### WRITTEN TASKS
(1) Answer these from the piece about tulips seen on the way to the Park:
(a) What was the temperature when the writer set out on the walk?
(b) In which city was last week's Tulip Festival held?
(c) In what year did the writer's family move to Michigan?
(2) Pick up the piece about tulips seen on the walk to the Park and carry it on from its last sentence.

I sure was tempted to pull a Tiny Tim today and …

Fresh colorful tulips in warm sunlight

… tiptoe through the tulips I saw along the way to the Park.  I probably would have done it on a lark, except I might have gotten a citation for trespassing.

Besides my ukulele was out of tune.

It was a bright and beautiful morning, albeit nippy – no, make that cold – when I departed for my walk.  At 45 degrees, I could have strayed back to the Winter duds which still have not found their way to the cleaners, but, instead I opted for a lightweight coat.  In my purple jacket and bright red knitted headband and matching gloves, I resembled one of the members of the “The Red Hat Society” … only minus the frou frou, frills and frivolity.

In the chilly morning air, I had to wonder how all the Mother’s Day baskets and porch pots would fare with tonight’s temps sliding down below 40 degrees?  People will be stuffing their portable annuals into their garage or hut, or maybe even their basement, to protect the tender blooms.  I’m sure today’s newspaper will be thrown over teeny seedlings of tomatoes, cukes and sweet corn.

While strolling down to the Park I noticed that all the tulips have finally opened and they looked beautiful.  It was breezy and the rows of tulips in many gardens were bending slightly with each puff of wind, but the blooms were not yet spent enough to flutter down from the tall stem into the garden bed.

Last week was the Tulip Festival here in Holland, Michigan.  It is on my bucket list one day to visit during tulip time to see the estimated 4.5 million tulips on display in that city.  It would be just my luck to arrange a trip during that one-week festival, and Michigan’s temperamental weather might have caused the tulips not to bloom yet.  Not that I’m a pessimist, but one year my mom and I scheduled our vacation to coordinate with the peak colors for viewing the leaves in Northern Michigan, only to arrive there with still-green leaves on every tree.  It was a fluke due to warmish weather that year, so the leaves had not yet turned the vibrant colors that local leaf peepers swarm up North to see.

I’ve never tried my luck with tulips since we have too many yard critters who are anxious to seek and destroy the bulbs.  When we first moved to Michigan in 1966, my father ordered several dozen tulip bulbs from a nursery in the Netherlands.  They were to grace the side garden.  I can still remember his angry face when he came home from work to find the squirrels had dug up all the bulbs from the ground and hid them somewhere.  There were holes and dirt piles where the squirrels had used their claws in a frenzy to access the freshly planted bulbs.  That is … all but one bulb that they missed.  For decades that one very tall and tenacious, yellow and red, mottled-looking tulip would break through the grass and bloom, despite the garden having been tilled and replaced with sod many decades earlier.

[Stored items]
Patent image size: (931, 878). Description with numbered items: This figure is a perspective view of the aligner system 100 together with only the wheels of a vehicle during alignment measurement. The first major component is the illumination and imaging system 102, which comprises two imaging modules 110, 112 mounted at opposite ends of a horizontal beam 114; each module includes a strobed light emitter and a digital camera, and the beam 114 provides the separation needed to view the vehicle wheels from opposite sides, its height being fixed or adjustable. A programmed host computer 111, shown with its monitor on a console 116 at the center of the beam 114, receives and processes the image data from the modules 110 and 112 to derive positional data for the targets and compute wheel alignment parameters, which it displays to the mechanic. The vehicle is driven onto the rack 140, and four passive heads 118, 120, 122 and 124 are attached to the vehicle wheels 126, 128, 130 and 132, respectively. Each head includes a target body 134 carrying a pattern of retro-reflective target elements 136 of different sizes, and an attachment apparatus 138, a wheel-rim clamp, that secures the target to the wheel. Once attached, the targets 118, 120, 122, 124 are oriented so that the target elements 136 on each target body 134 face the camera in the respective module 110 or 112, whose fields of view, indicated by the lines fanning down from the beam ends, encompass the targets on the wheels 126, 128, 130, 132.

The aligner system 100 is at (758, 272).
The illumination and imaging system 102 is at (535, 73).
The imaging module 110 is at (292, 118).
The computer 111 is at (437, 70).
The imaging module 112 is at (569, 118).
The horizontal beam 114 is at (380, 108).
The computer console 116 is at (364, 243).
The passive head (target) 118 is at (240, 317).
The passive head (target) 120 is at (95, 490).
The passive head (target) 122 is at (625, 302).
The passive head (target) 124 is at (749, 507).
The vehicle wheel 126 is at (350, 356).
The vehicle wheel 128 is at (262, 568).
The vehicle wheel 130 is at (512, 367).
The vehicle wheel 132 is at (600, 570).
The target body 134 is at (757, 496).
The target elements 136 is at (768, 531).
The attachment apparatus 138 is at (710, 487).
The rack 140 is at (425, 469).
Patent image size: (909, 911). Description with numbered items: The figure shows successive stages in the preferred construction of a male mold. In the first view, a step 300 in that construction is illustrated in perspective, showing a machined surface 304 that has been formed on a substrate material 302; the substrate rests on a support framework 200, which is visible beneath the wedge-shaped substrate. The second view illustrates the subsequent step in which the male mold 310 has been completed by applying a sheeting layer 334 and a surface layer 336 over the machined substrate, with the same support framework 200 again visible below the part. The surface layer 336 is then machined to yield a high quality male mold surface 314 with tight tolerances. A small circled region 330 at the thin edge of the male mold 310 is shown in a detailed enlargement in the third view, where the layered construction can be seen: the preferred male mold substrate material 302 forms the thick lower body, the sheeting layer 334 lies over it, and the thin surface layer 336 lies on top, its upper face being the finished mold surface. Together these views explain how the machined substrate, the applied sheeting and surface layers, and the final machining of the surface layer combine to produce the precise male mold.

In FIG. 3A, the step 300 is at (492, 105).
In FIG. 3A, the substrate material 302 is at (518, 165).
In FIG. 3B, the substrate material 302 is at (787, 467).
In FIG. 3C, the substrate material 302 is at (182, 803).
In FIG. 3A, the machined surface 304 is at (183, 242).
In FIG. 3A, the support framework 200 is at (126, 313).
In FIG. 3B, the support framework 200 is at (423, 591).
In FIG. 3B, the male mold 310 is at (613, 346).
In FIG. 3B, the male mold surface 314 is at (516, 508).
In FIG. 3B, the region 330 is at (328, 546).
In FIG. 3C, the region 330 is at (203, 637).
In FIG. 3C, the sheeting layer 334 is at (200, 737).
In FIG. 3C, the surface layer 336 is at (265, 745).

### ANSWERS BY TASK
(1)
(a) 45 degrees
(b) Holland, Michigan
(c) 1966

(2)
When they weren’t digging up the tulip bulbs for kicks, it seemed those pesky squirrels enjoyed chewing on the tall purple irises that graced the fence line.  They’d pull apart the long and spiky-looking leaves from those plants, much like one peels the skin off a banana.  They’d take a couple of bites, then cast the leaves aside.  I eventually pulled all the irises out as they always were raggedy-looking.

Yup, those squirrels are mischievous little buggers sometimes.

One year I planted sunflowers and the squirrels would scale up the tall stalks, then creep and crawl along the edges of the flower.  Sometimes they would use their acrobatic skills to leap from the fence while trying to reach the coveted “pan” of sunflower seeds.  Their heavy bodies usually caused that colorful flower, resplendent with its end-of-Summer delectable striped seeds, to collapse and come tumbling down to the ground.  The poor goldfinches were lined up along the fence, watching in dismay as the gluttonous squirrels feasted on the delicacy of ripened sunflower seeds.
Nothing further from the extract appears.